* Document:
-- START --
He published his first journal article in Electronics and Wireless World in the
mid-80s during his studies. Discovering databases he developed a language
de-compiler, created several user groups and launched a service to recover lost
source code.
Stephen moved into consulting practice leading to participating in BS and
ANSI database standards. Having thoroughly mastered structured information
systems, he then took on the challenges of the unstructured world of content
and process management, working since the late 90’s on content management
solutions including extensible database technologies such as GIS systems.
His recent academic interest involves innovation development practices and
information philosophy. His other ventures include being a magician,
beekeeper, potter, comedy writer and tennis player.
xiii

FOREWORD
… 70% … 80% … 90% content matters.
Common wisdom suggests unstructured information constitutes 70–90% of an
organisation’s total. It is also widely acknowledged that the majority of that
unstructured information is not managed. But does ECM matter? Surely our
world strives to be paperless.
This eternal myth continues to present a target for which organisations

struggle to have an appetite, let alone any realistic strategy. Of course, this
doesn’t really address the issue at hand: the science and the art of unstructured
information have long been less about the digitisation of paper and much more
about managing an increasing variety of information types.
Information is the real intellectual property of an organisation. It is one of the
three key types of asset, alongside money and people, that an organisation has
to juggle with as it strives to understand its markets, citizens, risks and
everyday decisions. So, as a key asset, it should be exploited as fully as possible.
-- END --
* Dataset excerpt:
-- START --
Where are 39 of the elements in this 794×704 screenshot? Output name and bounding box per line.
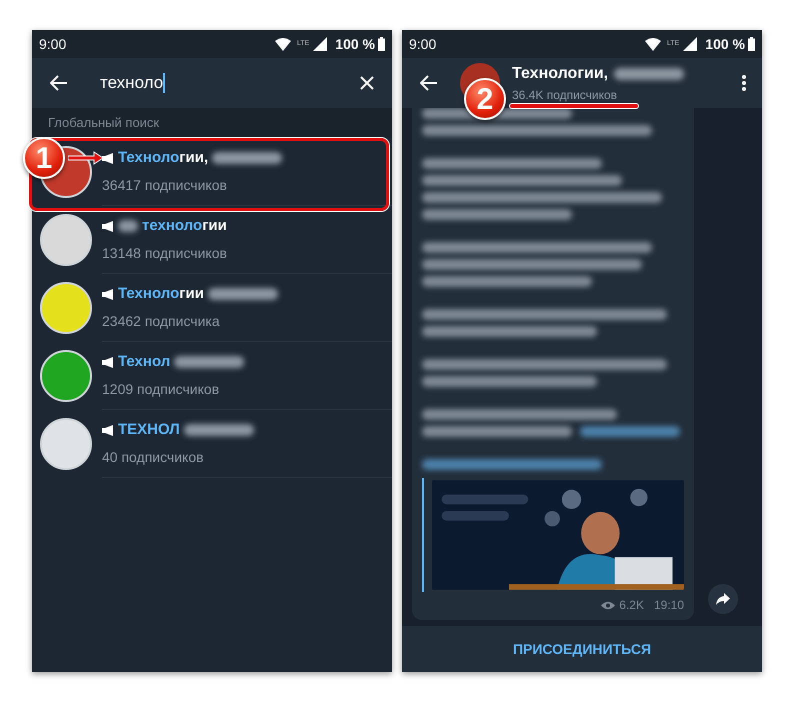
-- END --
* Task goal: Carry on the foreword about managing unstructured information, starting right after its final sentence.

* Expected answer:
Yet it isn’t. Information is treated as a second-class citizen. For the most part it
is created as a corollary of the activities that we and our systems perform.
Stephen refers to the flotsam of events and perspectives and the need to manage
the jetsam of time: a good analogy and an opportunity lost.
So ECM does matter. Content – unstructured information – is special. To
collect, store, understand, describe, share and manage it throughout its life
requires particular technologies. Focus is being applied to bringing as much of
the flotsam and jetsam under some order as possible: ensuring that
organisations identify what is important to keep and what can be discarded.
Furthermore organisations understand that this stuff costs. The burden of
administration is huge and a technology that has been at best unwieldy,
making it difficult to implement, and which, when deployed, can have such an
impact on an organisation’s culture, has been confined to departmental silos
but is now being socialised, perhaps even commoditised. In so doing that lost
opportunity may at last be realised.
The next wave of capability will allow for real exploitation of unstructured
information. It will introduce the ability to analyse deeply all of the content in
order to identify and action patterns and resolve complex problems. Initially
the focus will be on the user, but increasingly this will be automated, combining
xv
both unstructured and structured information to truly inform decisions and
initiate events.

In the future content will not be special. After all, we take decisions based on
the information before us, irrespective of form or type. Increasingly
organisations will look for common ways to organise, describe and execute
policy around all of their information. Information will be trusted: we will
understand the lineage of its processing and be able to traverse huge
information sets because of the automated classification and relationships
created during acquisition and usage. Information will be delivered so, rather
than fishing in the dark, a.k.a. searching, a trusted view of contextual
information will be pushed – not pulled – to the decision point.
Books handling these topics to the right level of depth from both business and
technical viewpoints within one volume are, in my opinion, very rare. Stephen
has created a unique perspective for both audiences, providing insight and
guidance that will allow better understanding of the requirements and
constraints that surround enterprise content management. I have worked with
Stephen since the late ’90s and he has always brought a style and passion to
every project that is strangely compelling: you always want to hear more. This
book is no exception.
It is so easy to consider the next item that arrives in the inbox as critical. But,
as a good friend of mine once counselled me, ‘Stop doing what is urgent and
focus on what is important’. Information is important.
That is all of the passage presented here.